(Recorded data)
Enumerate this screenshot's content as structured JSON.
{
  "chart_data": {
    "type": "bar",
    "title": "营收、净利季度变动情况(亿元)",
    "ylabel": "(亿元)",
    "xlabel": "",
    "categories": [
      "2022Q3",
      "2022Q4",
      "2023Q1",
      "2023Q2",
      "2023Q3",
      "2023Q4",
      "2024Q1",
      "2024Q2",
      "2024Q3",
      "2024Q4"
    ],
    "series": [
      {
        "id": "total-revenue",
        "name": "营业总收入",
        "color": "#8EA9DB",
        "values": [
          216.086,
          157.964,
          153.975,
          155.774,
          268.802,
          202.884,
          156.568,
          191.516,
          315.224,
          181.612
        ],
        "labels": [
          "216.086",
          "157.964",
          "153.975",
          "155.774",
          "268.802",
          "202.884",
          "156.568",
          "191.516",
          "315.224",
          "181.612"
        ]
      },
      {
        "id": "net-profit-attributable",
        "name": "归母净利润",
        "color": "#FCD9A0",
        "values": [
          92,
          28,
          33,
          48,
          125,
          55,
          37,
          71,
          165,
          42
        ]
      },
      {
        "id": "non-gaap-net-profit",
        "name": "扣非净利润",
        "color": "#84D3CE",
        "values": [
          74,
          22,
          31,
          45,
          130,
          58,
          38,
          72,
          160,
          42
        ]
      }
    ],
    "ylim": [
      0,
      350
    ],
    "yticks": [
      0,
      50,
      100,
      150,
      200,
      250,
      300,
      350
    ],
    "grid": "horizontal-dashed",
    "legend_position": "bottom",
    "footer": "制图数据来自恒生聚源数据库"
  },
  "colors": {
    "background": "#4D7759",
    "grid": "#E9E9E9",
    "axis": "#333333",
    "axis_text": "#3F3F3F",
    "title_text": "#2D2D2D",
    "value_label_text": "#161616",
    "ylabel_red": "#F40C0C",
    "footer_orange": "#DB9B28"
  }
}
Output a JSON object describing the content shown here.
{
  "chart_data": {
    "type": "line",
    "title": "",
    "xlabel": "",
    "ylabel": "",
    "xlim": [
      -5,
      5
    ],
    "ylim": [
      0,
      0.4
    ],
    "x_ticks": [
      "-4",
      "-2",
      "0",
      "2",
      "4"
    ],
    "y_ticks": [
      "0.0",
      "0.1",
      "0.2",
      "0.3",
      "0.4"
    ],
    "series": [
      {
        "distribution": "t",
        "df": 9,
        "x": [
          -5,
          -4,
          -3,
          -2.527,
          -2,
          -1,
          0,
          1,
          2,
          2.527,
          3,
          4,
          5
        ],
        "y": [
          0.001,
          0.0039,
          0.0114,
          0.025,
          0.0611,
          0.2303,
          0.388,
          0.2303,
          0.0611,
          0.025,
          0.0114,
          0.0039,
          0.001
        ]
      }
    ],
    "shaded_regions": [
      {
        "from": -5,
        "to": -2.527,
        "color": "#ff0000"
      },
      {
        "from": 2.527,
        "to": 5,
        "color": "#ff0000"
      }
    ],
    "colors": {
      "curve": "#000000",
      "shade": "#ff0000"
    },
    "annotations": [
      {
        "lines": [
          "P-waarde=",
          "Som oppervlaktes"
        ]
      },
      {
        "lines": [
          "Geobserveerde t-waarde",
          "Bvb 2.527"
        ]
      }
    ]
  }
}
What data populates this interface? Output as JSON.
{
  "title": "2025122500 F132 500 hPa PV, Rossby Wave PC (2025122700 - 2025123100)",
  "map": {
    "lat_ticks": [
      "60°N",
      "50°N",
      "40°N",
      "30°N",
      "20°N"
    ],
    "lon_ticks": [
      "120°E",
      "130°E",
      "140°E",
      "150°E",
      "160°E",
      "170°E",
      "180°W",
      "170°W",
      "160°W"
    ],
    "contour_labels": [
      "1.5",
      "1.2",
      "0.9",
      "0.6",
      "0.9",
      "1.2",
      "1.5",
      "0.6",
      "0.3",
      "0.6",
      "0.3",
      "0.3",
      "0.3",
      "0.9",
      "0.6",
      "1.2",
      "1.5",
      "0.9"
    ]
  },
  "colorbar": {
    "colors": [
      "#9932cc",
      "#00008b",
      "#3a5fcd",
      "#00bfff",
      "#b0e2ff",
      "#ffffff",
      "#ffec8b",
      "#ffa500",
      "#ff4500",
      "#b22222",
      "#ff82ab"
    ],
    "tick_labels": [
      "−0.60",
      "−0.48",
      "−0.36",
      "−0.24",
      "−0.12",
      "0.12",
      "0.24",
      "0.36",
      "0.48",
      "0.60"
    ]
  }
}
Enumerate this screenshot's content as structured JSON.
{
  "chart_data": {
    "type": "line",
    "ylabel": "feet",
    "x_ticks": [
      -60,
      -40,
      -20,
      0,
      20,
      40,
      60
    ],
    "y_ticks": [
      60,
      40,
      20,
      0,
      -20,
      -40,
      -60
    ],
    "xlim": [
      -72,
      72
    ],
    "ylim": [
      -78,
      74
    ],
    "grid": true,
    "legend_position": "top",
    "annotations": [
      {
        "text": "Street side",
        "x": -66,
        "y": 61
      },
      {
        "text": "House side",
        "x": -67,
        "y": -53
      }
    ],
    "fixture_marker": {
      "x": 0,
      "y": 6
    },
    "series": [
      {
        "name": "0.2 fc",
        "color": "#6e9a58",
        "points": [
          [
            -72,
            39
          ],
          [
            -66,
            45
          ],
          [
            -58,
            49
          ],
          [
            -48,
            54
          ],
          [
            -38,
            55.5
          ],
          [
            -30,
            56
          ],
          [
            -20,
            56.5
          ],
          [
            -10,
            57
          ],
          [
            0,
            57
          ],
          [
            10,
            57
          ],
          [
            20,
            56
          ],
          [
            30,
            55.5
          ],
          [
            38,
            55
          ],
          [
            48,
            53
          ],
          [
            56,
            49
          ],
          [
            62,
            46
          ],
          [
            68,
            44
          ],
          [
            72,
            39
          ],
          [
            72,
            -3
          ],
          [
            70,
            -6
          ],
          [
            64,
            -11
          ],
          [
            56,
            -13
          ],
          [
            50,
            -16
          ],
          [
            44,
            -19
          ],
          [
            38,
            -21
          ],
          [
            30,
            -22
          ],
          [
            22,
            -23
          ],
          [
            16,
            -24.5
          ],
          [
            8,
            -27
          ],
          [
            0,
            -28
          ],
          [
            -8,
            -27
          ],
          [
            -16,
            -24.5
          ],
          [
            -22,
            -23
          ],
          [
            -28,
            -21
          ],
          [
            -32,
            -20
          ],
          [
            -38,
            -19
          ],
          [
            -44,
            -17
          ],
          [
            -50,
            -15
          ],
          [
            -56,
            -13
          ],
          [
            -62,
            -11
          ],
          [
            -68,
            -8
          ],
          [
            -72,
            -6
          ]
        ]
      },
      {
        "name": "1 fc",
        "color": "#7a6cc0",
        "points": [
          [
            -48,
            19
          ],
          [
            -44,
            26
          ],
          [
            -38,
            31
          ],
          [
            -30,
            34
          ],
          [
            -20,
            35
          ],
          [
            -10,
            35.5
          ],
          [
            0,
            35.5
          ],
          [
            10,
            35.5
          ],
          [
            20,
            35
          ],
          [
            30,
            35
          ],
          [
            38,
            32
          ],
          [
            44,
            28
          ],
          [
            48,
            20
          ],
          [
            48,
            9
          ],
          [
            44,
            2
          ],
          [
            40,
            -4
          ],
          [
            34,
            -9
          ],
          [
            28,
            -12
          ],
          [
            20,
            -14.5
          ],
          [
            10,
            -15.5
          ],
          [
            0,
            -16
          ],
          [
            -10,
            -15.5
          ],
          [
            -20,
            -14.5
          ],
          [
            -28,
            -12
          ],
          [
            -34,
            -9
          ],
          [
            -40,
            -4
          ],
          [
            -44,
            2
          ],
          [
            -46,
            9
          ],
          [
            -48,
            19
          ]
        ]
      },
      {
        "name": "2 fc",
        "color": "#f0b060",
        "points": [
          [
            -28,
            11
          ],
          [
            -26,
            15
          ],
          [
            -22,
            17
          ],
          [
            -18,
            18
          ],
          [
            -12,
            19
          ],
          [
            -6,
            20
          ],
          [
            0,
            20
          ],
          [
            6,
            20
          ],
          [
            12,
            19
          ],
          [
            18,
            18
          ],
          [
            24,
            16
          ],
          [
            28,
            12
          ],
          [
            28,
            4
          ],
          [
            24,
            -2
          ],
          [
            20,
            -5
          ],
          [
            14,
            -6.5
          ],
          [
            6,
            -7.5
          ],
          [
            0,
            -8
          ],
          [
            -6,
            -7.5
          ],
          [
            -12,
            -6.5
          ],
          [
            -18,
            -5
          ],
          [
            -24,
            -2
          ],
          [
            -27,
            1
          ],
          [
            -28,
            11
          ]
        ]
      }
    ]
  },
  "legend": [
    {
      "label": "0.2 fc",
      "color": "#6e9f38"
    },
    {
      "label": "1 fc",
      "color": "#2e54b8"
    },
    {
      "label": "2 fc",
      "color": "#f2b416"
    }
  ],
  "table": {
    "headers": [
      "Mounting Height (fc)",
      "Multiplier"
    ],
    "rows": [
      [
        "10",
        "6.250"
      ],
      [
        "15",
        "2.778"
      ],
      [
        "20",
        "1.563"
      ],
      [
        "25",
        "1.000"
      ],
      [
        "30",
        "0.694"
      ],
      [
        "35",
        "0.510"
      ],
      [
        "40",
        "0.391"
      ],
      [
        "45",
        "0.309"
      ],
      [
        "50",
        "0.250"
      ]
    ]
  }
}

**WHAT TO WORK ON**
Tally the lines in these entries that have the string "name" in them, then answer with the count and nothing else.

**EXERCISE RESPONSE**
6